Records contained in a dataset
-- -- --
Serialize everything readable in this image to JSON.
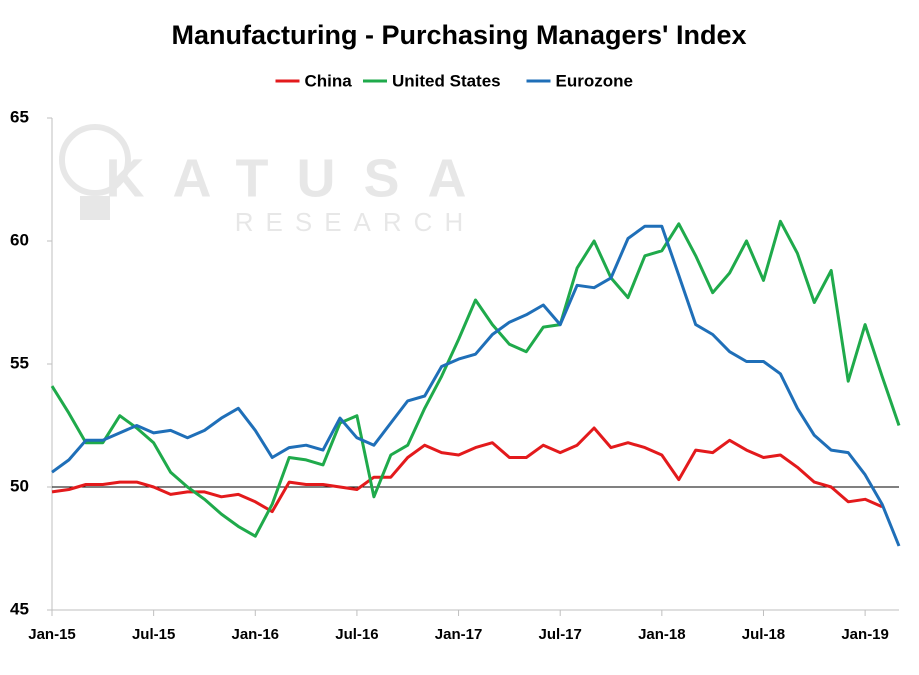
{
  "chart_data": {
    "type": "line",
    "title": "Manufacturing - Purchasing Managers' Index",
    "watermark": [
      "KATUSA",
      "RESEARCH"
    ],
    "categories": [
      "Jan-15",
      null,
      null,
      null,
      null,
      null,
      "Jul-15",
      null,
      null,
      null,
      null,
      null,
      "Jan-16",
      null,
      null,
      null,
      null,
      null,
      "Jul-16",
      null,
      null,
      null,
      null,
      null,
      "Jan-17",
      null,
      null,
      null,
      null,
      null,
      "Jul-17",
      null,
      null,
      null,
      null,
      null,
      "Jan-18",
      null,
      null,
      null,
      null,
      null,
      "Jul-18",
      null,
      null,
      null,
      null,
      null,
      "Jan-19",
      null,
      null
    ],
    "series": [
      {
        "name": "China",
        "color": "#e31a1c",
        "values": [
          49.8,
          49.9,
          50.1,
          50.1,
          50.2,
          50.2,
          50.0,
          49.7,
          49.8,
          49.8,
          49.6,
          49.7,
          49.4,
          49.0,
          50.2,
          50.1,
          50.1,
          50.0,
          49.9,
          50.4,
          50.4,
          51.2,
          51.7,
          51.4,
          51.3,
          51.6,
          51.8,
          51.2,
          51.2,
          51.7,
          51.4,
          51.7,
          52.4,
          51.6,
          51.8,
          51.6,
          51.3,
          50.3,
          51.5,
          51.4,
          51.9,
          51.5,
          51.2,
          51.3,
          50.8,
          50.2,
          50.0,
          49.4,
          49.5,
          49.2,
          null
        ]
      },
      {
        "name": "United States",
        "color": "#1faa4b",
        "values": [
          54.1,
          53.0,
          51.8,
          51.8,
          52.9,
          52.4,
          51.8,
          50.6,
          50.0,
          49.5,
          48.9,
          48.4,
          48.0,
          49.3,
          51.2,
          51.1,
          50.9,
          52.6,
          52.9,
          49.6,
          51.3,
          51.7,
          53.2,
          54.5,
          56.0,
          57.6,
          56.6,
          55.8,
          55.5,
          56.5,
          56.6,
          58.9,
          60.0,
          58.5,
          57.7,
          59.4,
          59.6,
          60.7,
          59.4,
          57.9,
          58.7,
          60.0,
          58.4,
          60.8,
          59.5,
          57.5,
          58.8,
          54.3,
          56.6,
          54.5,
          52.5
        ]
      },
      {
        "name": "Eurozone",
        "color": "#1f6fb8",
        "values": [
          50.6,
          51.1,
          51.9,
          51.9,
          52.2,
          52.5,
          52.2,
          52.3,
          52.0,
          52.3,
          52.8,
          53.2,
          52.3,
          51.2,
          51.6,
          51.7,
          51.5,
          52.8,
          52.0,
          51.7,
          52.6,
          53.5,
          53.7,
          54.9,
          55.2,
          55.4,
          56.2,
          56.7,
          57.0,
          57.4,
          56.6,
          58.2,
          58.1,
          58.5,
          60.1,
          60.6,
          60.6,
          58.6,
          56.6,
          56.2,
          55.5,
          55.1,
          55.1,
          54.6,
          53.2,
          52.1,
          51.5,
          51.4,
          50.5,
          49.3,
          47.6
        ]
      }
    ],
    "ylim": [
      45,
      65
    ],
    "yticks": [
      45,
      50,
      55,
      60,
      65
    ],
    "reference_line": 50,
    "reference_color": "#000000",
    "legend": "top"
  }
}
-- -- --
▶ Written exercise: From the entries above, extract every line where the word "name" appears.

▶ Task result:
        "name": "China",
        "name": "United States",
        "name": "Eurozone",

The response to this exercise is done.